◆ **Your instructions**: Look for "flight" in the listing below. Gather each line that contains it.
__________
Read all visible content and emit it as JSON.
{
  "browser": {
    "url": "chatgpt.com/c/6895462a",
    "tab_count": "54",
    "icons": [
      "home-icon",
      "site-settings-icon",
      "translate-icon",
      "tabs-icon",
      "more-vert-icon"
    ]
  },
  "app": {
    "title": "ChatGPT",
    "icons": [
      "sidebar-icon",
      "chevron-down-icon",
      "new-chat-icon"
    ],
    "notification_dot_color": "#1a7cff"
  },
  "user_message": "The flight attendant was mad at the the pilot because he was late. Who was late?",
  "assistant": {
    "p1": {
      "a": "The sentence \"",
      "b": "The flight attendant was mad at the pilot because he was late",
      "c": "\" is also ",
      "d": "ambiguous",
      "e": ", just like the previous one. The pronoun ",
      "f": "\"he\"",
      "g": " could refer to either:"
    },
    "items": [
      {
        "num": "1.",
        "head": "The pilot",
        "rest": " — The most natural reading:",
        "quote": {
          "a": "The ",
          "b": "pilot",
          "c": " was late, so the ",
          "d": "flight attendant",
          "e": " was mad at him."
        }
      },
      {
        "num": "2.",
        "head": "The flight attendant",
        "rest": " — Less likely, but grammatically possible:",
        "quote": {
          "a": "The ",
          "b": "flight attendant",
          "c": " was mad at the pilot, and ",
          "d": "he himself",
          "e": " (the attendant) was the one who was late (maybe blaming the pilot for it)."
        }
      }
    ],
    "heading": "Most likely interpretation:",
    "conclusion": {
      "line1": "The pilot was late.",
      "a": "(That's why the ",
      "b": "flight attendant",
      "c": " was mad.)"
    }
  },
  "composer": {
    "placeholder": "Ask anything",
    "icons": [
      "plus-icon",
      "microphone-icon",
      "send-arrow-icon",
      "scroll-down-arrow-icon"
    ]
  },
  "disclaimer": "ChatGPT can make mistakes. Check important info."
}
__________
◆ **Response to this exercise**:
  "user_message": "The flight attendant was mad at the the pilot because he was late. Who was late?",
      "b": "The flight attendant was mad at the pilot because he was late",
          "d": "flight attendant",
        "head": "The flight attendant",
          "b": "flight attendant",
      "b": "flight attendant",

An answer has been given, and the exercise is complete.